### WORK REQUIRED
Make an exact copy of all the material below, apart from the pictures.

Collection entries
###

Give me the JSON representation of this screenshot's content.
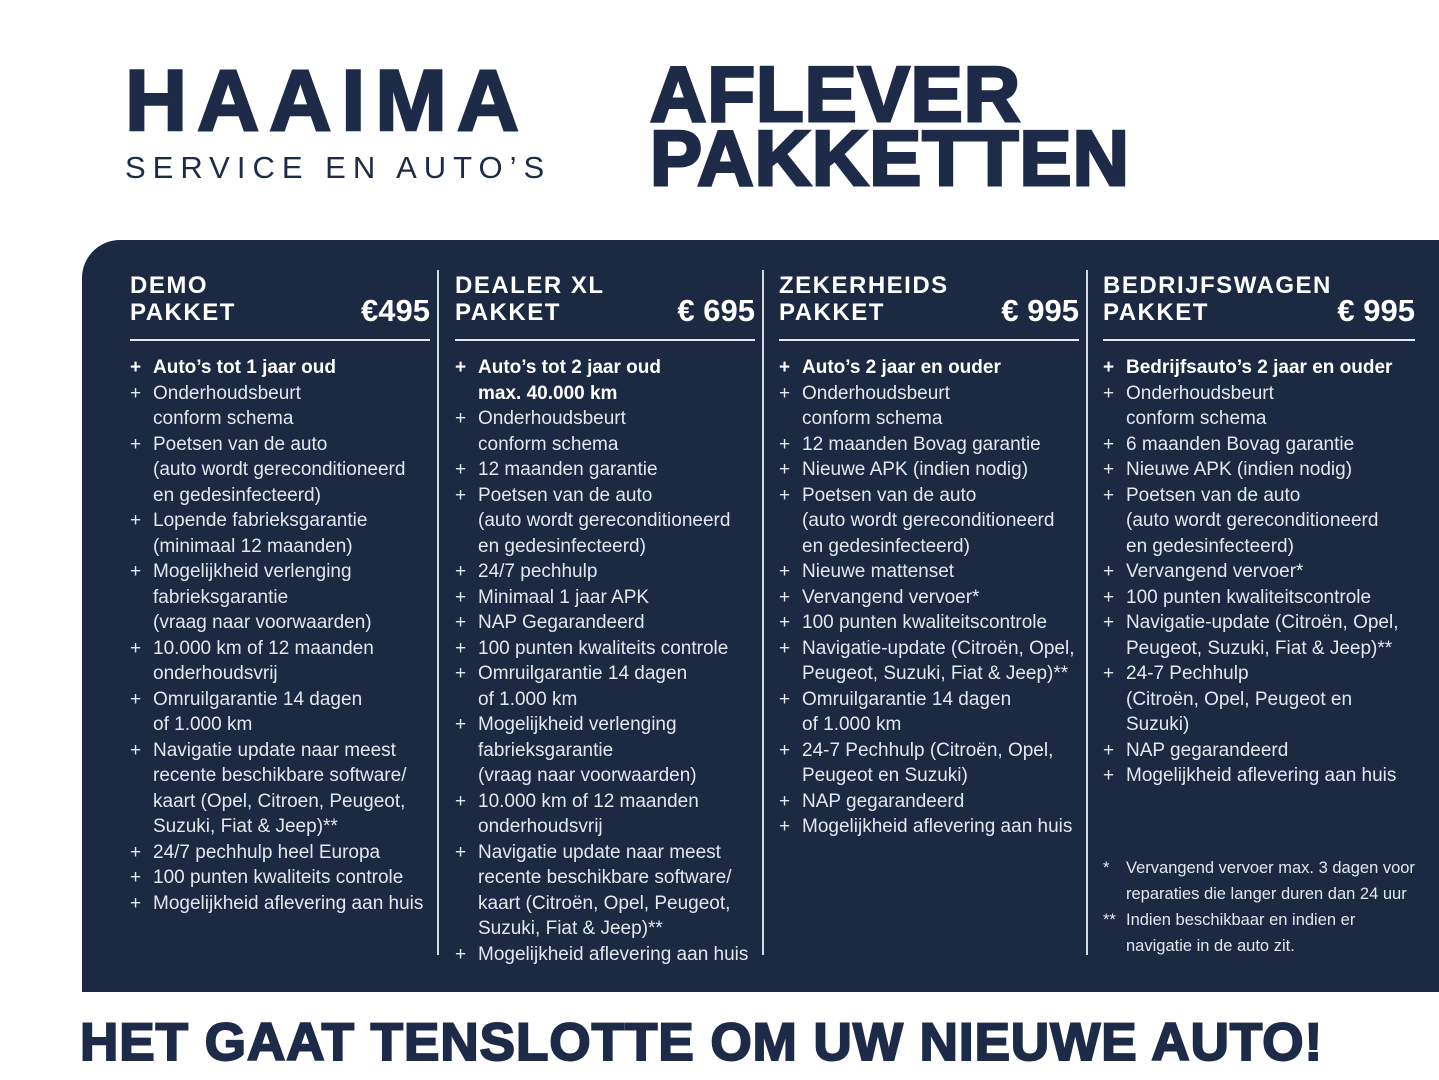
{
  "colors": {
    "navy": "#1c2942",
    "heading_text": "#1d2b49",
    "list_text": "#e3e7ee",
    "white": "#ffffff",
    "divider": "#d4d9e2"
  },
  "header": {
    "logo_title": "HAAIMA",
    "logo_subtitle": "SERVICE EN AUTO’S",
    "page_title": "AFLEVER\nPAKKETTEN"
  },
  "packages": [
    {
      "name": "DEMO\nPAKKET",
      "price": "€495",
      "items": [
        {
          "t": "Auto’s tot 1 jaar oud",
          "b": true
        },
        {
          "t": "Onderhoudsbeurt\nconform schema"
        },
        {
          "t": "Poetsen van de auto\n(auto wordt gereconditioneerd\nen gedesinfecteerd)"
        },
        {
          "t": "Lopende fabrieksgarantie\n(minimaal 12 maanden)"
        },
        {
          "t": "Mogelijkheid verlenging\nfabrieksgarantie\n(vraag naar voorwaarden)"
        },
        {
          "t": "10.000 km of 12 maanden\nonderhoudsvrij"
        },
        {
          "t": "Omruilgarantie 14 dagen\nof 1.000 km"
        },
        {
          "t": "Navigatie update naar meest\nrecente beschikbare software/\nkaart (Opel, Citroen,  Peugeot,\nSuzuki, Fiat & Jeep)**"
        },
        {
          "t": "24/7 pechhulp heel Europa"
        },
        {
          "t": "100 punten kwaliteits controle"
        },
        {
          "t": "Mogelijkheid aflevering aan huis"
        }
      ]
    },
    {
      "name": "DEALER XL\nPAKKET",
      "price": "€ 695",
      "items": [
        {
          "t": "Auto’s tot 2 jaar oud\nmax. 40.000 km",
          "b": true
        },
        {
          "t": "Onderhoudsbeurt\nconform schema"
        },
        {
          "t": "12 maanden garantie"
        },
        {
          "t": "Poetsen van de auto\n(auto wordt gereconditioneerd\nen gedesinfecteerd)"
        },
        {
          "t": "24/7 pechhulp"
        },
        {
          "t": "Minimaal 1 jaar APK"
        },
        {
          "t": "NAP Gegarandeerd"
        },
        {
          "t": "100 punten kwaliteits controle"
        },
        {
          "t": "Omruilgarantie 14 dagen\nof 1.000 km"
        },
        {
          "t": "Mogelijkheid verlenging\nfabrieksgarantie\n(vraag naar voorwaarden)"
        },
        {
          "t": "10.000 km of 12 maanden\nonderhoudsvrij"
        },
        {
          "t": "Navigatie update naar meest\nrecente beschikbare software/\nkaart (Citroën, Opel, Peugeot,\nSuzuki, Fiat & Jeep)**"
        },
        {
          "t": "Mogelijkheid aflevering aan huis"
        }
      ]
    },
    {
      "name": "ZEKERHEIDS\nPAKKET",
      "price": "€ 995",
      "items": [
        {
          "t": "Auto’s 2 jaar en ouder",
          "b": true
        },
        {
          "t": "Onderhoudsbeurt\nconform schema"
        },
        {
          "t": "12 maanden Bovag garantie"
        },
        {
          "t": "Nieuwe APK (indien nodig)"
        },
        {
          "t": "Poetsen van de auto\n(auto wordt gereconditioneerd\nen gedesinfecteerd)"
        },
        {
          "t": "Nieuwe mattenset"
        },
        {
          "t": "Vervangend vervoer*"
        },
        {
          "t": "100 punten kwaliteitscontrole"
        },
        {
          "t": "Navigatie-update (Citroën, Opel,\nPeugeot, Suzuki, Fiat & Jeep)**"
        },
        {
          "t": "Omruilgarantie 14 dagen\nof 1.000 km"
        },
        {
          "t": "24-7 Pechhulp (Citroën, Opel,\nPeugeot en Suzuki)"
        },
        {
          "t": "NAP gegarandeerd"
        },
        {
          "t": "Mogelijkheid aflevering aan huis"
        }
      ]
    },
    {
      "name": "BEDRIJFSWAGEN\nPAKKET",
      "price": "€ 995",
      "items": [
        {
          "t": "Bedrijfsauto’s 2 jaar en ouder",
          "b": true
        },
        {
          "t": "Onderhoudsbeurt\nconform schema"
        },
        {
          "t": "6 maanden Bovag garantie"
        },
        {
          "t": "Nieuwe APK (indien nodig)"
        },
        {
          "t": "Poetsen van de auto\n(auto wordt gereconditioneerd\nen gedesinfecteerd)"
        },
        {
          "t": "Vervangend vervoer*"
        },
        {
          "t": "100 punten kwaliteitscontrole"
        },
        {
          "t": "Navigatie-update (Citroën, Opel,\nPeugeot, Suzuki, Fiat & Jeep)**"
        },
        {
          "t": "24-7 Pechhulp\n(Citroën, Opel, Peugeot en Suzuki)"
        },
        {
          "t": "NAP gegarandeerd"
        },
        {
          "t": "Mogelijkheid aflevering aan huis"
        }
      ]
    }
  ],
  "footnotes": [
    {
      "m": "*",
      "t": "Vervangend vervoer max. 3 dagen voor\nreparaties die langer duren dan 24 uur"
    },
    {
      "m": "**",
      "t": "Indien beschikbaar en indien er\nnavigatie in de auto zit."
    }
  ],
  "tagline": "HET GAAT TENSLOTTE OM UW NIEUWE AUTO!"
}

###

### WRITTEN REPLY
Give me the JSON representation of this screenshot's content.
{
  "colors": {
    "navy": "#1c2942",
    "heading_text": "#1d2b49",
    "list_text": "#e3e7ee",
    "white": "#ffffff",
    "divider": "#d4d9e2"
  },
  "header": {
    "logo_title": "HAAIMA",
    "logo_subtitle": "SERVICE EN AUTO’S",
    "page_title": "AFLEVER\nPAKKETTEN"
  },
  "packages": [
    {
      "name": "DEMO\nPAKKET",
      "price": "€495",
      "items": [
        {
          "t": "Auto’s tot 1 jaar oud",
          "b": true
        },
        {
          "t": "Onderhoudsbeurt\nconform schema"
        },
        {
          "t": "Poetsen van de auto\n(auto wordt gereconditioneerd\nen gedesinfecteerd)"
        },
        {
          "t": "Lopende fabrieksgarantie\n(minimaal 12 maanden)"
        },
        {
          "t": "Mogelijkheid verlenging\nfabrieksgarantie\n(vraag naar voorwaarden)"
        },
        {
          "t": "10.000 km of 12 maanden\nonderhoudsvrij"
        },
        {
          "t": "Omruilgarantie 14 dagen\nof 1.000 km"
        },
        {
          "t": "Navigatie update naar meest\nrecente beschikbare software/\nkaart (Opel, Citroen,  Peugeot,\nSuzuki, Fiat & Jeep)**"
        },
        {
          "t": "24/7 pechhulp heel Europa"
        },
        {
          "t": "100 punten kwaliteits controle"
        },
        {
          "t": "Mogelijkheid aflevering aan huis"
        }
      ]
    },
    {
      "name": "DEALER XL\nPAKKET",
      "price": "€ 695",
      "items": [
        {
          "t": "Auto’s tot 2 jaar oud\nmax. 40.000 km",
          "b": true
        },
        {
          "t": "Onderhoudsbeurt\nconform schema"
        },
        {
          "t": "12 maanden garantie"
        },
        {
          "t": "Poetsen van de auto\n(auto wordt gereconditioneerd\nen gedesinfecteerd)"
        },
        {
          "t": "24/7 pechhulp"
        },
        {
          "t": "Minimaal 1 jaar APK"
        },
        {
          "t": "NAP Gegarandeerd"
        },
        {
          "t": "100 punten kwaliteits controle"
        },
        {
          "t": "Omruilgarantie 14 dagen\nof 1.000 km"
        },
        {
          "t": "Mogelijkheid verlenging\nfabrieksgarantie\n(vraag naar voorwaarden)"
        },
        {
          "t": "10.000 km of 12 maanden\nonderhoudsvrij"
        },
        {
          "t": "Navigatie update naar meest\nrecente beschikbare software/\nkaart (Citroën, Opel, Peugeot,\nSuzuki, Fiat & Jeep)**"
        },
        {
          "t": "Mogelijkheid aflevering aan huis"
        }
      ]
    },
    {
      "name": "ZEKERHEIDS\nPAKKET",
      "price": "€ 995",
      "items": [
        {
          "t": "Auto’s 2 jaar en ouder",
          "b": true
        },
        {
          "t": "Onderhoudsbeurt\nconform schema"
        },
        {
          "t": "12 maanden Bovag garantie"
        },
        {
          "t": "Nieuwe APK (indien nodig)"
        },
        {
          "t": "Poetsen van de auto\n(auto wordt gereconditioneerd\nen gedesinfecteerd)"
        },
        {
          "t": "Nieuwe mattenset"
        },
        {
          "t": "Vervangend vervoer*"
        },
        {
          "t": "100 punten kwaliteitscontrole"
        },
        {
          "t": "Navigatie-update (Citroën, Opel,\nPeugeot, Suzuki, Fiat & Jeep)**"
        },
        {
          "t": "Omruilgarantie 14 dagen\nof 1.000 km"
        },
        {
          "t": "24-7 Pechhulp (Citroën, Opel,\nPeugeot en Suzuki)"
        },
        {
          "t": "NAP gegarandeerd"
        },
        {
          "t": "Mogelijkheid aflevering aan huis"
        }
      ]
    },
    {
      "name": "BEDRIJFSWAGEN\nPAKKET",
      "price": "€ 995",
      "items": [
        {
          "t": "Bedrijfsauto’s 2 jaar en ouder",
          "b": true
        },
        {
          "t": "Onderhoudsbeurt\nconform schema"
        },
        {
          "t": "6 maanden Bovag garantie"
        },
        {
          "t": "Nieuwe APK (indien nodig)"
        },
        {
          "t": "Poetsen van de auto\n(auto wordt gereconditioneerd\nen gedesinfecteerd)"
        },
        {
          "t": "Vervangend vervoer*"
        },
        {
          "t": "100 punten kwaliteitscontrole"
        },
        {
          "t": "Navigatie-update (Citroën, Opel,\nPeugeot, Suzuki, Fiat & Jeep)**"
        },
        {
          "t": "24-7 Pechhulp\n(Citroën, Opel, Peugeot en Suzuki)"
        },
        {
          "t": "NAP gegarandeerd"
        },
        {
          "t": "Mogelijkheid aflevering aan huis"
        }
      ]
    }
  ],
  "footnotes": [
    {
      "m": "*",
      "t": "Vervangend vervoer max. 3 dagen voor\nreparaties die langer duren dan 24 uur"
    },
    {
      "m": "**",
      "t": "Indien beschikbaar en indien er\nnavigatie in de auto zit."
    }
  ],
  "tagline": "HET GAAT TENSLOTTE OM UW NIEUWE AUTO!"
}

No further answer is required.